=== Given information ===
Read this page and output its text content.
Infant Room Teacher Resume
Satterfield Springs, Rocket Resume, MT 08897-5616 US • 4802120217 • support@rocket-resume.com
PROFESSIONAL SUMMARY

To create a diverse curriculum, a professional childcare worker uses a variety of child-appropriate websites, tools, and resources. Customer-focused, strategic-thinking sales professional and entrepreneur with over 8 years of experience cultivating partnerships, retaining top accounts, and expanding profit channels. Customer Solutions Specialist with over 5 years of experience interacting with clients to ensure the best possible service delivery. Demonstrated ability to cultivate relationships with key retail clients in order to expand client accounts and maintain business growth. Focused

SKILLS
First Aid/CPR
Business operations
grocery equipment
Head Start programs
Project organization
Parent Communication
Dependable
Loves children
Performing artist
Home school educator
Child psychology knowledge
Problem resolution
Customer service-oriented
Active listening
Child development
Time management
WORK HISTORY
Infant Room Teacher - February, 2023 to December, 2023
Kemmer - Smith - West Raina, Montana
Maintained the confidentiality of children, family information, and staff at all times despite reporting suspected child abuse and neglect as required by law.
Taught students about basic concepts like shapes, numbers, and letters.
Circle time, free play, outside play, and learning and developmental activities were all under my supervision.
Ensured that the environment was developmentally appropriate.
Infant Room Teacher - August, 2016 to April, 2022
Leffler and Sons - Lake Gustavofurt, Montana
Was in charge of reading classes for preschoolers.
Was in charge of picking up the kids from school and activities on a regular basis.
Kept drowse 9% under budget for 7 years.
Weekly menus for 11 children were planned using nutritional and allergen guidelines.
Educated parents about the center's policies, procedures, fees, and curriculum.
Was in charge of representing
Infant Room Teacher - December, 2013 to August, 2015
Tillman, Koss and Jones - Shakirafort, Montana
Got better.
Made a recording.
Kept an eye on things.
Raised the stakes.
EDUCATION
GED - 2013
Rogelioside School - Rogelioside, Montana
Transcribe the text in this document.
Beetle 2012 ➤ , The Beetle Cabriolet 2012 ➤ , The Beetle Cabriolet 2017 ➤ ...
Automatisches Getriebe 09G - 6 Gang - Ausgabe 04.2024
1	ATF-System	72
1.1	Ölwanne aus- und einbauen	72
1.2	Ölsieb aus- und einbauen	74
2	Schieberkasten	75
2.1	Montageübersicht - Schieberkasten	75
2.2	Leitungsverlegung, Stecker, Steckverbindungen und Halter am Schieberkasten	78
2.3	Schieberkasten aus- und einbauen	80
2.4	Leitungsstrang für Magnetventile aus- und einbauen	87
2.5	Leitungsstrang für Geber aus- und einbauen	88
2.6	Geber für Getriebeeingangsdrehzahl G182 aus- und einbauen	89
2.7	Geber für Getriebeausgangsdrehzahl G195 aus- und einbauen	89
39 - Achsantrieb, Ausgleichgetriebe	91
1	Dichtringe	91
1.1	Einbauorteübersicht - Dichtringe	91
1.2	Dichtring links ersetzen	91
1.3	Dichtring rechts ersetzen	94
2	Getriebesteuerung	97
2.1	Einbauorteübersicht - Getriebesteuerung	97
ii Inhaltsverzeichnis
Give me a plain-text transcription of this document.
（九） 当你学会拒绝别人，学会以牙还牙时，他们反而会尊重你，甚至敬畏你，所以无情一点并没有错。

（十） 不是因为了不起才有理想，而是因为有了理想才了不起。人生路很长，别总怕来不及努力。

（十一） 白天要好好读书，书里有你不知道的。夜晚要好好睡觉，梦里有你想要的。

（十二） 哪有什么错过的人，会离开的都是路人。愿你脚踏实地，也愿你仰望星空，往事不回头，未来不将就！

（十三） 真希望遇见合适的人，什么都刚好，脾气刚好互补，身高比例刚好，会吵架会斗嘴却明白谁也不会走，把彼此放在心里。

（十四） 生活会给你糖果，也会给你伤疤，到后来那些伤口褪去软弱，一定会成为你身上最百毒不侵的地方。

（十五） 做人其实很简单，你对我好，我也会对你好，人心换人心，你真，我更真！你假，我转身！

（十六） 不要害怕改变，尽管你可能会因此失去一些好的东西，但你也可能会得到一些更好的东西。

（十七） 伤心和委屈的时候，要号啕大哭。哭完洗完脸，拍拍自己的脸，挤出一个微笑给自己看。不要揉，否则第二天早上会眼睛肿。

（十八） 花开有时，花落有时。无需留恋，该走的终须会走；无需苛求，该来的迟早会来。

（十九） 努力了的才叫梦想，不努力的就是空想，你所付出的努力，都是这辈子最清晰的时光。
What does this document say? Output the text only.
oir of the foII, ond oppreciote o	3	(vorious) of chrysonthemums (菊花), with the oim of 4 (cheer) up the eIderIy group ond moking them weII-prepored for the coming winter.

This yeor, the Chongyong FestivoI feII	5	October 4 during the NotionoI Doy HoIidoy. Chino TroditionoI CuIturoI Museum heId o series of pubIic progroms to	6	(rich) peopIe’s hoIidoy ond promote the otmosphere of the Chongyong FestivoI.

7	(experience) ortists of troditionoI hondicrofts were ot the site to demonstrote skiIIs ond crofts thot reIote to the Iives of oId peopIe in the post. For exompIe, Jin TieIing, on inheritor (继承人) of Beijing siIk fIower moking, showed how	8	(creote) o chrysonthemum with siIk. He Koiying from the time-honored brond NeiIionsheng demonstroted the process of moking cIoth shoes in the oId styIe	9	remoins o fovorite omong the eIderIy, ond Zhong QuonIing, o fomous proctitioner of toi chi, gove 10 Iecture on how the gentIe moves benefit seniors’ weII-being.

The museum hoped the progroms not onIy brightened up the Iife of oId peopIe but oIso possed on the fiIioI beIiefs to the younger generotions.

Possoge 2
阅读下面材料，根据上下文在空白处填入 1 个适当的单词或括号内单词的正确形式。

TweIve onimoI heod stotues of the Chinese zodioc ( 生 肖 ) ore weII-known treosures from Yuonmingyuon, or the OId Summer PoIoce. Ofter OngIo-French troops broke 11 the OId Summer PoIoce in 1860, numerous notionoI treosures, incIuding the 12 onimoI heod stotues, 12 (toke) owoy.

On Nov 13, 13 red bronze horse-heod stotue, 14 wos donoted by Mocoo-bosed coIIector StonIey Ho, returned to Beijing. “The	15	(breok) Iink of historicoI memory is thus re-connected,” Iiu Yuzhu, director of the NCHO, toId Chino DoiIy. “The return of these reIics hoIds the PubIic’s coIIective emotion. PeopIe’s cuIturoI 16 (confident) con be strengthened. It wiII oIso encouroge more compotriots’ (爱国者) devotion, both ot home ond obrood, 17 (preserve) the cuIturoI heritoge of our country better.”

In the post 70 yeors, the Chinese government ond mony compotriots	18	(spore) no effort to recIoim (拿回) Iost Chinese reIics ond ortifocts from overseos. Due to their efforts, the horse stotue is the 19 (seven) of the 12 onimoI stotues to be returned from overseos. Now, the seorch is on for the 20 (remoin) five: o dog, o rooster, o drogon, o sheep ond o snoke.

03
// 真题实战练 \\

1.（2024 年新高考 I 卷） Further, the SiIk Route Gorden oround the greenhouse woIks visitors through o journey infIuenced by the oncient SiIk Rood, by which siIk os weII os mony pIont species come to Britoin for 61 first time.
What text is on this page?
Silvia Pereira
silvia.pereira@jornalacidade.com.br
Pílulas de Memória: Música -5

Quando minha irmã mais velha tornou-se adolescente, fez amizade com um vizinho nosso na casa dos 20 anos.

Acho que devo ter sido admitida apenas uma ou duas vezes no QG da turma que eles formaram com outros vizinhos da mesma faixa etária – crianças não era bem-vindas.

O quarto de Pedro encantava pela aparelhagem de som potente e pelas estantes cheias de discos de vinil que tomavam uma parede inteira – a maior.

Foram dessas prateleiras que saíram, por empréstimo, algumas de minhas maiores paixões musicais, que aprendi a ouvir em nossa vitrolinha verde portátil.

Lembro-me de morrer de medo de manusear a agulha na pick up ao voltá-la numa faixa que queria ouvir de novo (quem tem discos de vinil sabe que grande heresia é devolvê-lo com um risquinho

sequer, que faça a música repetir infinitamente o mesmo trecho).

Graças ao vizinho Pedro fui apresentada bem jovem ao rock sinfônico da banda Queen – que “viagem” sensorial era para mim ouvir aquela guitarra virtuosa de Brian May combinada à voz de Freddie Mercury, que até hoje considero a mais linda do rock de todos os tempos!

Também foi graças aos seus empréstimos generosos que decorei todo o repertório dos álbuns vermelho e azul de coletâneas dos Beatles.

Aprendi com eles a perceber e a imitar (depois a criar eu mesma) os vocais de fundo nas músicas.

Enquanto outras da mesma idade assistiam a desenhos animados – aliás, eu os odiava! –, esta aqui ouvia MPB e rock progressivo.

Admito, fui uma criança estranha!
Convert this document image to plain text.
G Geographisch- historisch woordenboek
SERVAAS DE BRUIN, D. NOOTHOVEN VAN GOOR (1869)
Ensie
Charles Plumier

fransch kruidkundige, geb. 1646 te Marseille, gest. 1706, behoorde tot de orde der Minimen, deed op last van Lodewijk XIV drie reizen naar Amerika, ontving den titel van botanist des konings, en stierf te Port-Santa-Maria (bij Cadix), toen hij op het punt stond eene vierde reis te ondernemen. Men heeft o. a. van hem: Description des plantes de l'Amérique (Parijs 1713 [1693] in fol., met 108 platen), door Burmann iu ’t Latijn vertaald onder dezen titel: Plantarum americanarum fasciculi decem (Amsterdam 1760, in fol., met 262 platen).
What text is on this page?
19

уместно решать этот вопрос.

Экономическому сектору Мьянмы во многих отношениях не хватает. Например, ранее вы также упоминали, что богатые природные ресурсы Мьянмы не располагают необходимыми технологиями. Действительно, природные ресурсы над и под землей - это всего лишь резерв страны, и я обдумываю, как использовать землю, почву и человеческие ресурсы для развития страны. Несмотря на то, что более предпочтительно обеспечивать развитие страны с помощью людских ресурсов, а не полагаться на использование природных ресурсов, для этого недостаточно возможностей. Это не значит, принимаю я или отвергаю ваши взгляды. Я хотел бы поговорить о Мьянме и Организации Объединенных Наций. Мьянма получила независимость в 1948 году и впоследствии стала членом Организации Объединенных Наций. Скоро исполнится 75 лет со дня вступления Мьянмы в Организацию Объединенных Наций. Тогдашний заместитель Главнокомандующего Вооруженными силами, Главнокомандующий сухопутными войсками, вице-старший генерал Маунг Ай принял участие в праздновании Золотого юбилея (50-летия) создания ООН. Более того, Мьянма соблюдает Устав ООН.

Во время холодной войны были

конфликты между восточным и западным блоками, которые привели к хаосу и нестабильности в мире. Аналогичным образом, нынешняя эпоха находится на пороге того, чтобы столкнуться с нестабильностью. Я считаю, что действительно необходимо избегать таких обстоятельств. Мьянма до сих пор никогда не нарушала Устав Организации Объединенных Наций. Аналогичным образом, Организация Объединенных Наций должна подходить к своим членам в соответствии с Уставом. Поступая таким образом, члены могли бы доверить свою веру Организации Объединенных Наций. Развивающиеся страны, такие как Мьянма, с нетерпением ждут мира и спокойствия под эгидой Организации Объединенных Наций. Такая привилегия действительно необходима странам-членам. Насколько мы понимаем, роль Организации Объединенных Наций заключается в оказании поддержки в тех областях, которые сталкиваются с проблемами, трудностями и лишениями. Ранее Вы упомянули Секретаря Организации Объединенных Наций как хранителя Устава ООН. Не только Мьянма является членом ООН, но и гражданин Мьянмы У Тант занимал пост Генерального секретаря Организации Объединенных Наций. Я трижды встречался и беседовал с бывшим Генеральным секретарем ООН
===
§ To be done
Copy every line of the listing that includes the string "Montana".

§ Output below
Kemmer - Smith - West Raina, Montana
Leffler and Sons - Lake Gustavofurt, Montana
Tillman, Koss and Jones - Shakirafort, Montana
Rogelioside School - Rogelioside, Montana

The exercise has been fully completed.